▶ [GOAL]: Below are records. Count every line containing the word "Equity" and give the number alone.

Rows from a figure dataset
— BEGIN —

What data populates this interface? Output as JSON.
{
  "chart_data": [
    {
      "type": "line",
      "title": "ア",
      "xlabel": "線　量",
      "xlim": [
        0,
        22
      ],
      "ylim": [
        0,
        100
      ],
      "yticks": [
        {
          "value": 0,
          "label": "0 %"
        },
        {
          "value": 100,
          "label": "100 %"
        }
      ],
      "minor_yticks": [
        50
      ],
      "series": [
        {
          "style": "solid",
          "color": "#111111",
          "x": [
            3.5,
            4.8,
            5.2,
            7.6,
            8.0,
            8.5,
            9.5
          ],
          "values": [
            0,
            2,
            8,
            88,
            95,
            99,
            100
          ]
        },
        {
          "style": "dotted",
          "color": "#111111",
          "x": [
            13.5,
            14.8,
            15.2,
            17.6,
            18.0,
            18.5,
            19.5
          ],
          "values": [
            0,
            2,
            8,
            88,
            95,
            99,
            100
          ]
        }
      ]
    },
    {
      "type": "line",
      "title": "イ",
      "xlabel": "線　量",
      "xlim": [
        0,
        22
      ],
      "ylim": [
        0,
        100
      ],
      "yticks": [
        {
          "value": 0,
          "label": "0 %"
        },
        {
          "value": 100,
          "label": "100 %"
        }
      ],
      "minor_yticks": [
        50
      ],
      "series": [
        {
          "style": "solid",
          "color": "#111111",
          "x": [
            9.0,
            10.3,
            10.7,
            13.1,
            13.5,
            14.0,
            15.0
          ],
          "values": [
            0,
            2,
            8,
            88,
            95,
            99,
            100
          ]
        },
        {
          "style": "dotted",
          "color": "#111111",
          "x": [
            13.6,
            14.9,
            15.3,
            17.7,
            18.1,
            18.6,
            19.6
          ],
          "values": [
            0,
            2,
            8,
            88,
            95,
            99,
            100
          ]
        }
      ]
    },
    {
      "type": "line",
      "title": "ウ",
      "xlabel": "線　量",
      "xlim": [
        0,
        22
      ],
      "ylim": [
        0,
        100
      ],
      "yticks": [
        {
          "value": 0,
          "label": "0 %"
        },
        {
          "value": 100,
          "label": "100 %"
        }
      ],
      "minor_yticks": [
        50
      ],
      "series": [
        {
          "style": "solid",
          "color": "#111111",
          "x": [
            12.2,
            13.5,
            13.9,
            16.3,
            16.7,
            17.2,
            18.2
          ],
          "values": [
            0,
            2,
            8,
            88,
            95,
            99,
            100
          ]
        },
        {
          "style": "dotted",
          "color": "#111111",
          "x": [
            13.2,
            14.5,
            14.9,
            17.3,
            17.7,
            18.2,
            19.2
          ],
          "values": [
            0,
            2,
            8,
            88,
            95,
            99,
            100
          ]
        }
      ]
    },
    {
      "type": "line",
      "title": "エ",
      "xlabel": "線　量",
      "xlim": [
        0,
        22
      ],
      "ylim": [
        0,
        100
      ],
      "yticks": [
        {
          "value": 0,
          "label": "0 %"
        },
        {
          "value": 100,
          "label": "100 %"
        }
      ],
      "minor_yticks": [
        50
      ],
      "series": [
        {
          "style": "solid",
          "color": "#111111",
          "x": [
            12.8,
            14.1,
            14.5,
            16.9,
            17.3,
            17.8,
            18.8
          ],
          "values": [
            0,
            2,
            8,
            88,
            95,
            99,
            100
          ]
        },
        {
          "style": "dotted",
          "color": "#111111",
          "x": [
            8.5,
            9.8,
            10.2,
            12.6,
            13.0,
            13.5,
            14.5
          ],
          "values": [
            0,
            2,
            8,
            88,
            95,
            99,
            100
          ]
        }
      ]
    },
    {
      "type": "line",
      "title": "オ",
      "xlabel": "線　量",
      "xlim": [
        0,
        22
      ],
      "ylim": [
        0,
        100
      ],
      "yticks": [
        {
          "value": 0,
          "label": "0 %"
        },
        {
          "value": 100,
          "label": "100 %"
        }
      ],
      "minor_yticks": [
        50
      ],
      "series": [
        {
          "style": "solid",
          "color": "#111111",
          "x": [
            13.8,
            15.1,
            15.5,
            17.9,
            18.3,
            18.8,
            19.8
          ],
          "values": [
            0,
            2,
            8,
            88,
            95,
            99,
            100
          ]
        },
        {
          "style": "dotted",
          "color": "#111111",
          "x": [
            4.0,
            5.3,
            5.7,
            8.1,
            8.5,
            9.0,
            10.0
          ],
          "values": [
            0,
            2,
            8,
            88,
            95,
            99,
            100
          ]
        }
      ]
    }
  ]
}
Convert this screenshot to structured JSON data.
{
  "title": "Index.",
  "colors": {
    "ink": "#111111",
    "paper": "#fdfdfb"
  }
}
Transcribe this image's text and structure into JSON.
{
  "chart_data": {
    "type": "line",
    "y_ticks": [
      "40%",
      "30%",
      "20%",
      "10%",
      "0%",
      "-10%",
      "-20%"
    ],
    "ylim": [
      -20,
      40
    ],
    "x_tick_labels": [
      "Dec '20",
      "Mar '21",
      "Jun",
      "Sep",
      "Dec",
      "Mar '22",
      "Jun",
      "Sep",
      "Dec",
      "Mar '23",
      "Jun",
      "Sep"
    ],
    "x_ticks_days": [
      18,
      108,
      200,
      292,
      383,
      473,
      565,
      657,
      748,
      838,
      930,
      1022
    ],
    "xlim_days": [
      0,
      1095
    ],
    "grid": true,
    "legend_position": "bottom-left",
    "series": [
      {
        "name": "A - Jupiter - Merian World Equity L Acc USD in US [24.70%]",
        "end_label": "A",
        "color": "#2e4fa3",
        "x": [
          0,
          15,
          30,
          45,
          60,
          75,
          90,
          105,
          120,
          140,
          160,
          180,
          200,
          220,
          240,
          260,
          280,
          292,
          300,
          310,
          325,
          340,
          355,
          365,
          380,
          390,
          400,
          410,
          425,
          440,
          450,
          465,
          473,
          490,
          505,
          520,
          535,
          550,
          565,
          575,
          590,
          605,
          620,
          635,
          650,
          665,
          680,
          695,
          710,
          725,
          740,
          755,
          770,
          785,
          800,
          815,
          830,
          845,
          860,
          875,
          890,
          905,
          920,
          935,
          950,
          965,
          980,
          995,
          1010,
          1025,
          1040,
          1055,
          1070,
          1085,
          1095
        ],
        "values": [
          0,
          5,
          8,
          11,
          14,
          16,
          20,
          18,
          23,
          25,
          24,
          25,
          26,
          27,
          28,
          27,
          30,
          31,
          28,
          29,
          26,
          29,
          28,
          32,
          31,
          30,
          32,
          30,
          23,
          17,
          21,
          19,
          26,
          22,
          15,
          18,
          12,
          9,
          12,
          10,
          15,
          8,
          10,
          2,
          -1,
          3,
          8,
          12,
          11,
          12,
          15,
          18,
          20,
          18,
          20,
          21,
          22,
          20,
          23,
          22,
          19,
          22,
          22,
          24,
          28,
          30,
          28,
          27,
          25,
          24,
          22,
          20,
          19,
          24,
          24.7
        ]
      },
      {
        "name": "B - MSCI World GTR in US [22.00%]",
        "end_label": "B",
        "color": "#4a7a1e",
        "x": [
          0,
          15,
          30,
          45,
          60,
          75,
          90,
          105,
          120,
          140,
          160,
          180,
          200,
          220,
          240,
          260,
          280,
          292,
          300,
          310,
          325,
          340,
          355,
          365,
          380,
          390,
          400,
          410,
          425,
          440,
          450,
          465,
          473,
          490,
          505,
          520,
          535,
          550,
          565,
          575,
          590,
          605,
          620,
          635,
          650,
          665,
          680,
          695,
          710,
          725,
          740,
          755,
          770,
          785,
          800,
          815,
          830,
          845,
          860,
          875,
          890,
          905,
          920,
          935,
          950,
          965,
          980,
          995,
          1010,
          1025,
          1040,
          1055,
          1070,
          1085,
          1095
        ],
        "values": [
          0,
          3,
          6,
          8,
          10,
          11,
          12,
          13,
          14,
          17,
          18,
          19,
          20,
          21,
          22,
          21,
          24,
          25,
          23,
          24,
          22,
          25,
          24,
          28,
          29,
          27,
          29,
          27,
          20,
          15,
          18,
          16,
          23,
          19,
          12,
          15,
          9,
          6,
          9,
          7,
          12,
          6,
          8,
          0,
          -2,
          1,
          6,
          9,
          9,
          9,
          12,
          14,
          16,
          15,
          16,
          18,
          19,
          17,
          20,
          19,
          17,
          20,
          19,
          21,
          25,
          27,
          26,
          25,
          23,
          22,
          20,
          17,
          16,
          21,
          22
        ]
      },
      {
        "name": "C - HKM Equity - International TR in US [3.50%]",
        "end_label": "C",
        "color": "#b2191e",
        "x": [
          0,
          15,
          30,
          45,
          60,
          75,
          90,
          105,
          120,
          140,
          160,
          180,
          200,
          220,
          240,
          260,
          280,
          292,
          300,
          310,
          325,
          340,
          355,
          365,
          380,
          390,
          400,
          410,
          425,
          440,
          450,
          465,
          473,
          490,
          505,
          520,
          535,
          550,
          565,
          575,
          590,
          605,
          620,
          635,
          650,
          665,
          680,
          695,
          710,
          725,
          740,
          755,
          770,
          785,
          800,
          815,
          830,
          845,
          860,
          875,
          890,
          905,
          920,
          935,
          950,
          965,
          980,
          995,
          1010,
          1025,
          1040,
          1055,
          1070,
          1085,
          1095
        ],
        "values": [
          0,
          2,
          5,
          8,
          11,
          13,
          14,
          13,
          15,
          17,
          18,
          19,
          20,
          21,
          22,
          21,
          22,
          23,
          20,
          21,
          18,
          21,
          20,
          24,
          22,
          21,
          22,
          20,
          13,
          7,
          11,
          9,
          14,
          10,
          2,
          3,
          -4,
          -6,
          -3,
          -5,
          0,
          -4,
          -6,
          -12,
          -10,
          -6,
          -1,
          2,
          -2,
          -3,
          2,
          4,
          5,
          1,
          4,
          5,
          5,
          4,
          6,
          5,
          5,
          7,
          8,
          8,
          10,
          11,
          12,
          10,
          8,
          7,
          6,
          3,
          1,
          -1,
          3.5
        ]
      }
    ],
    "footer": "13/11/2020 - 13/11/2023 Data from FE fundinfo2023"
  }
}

— END —

▶ [WRITTEN REPLY]: 2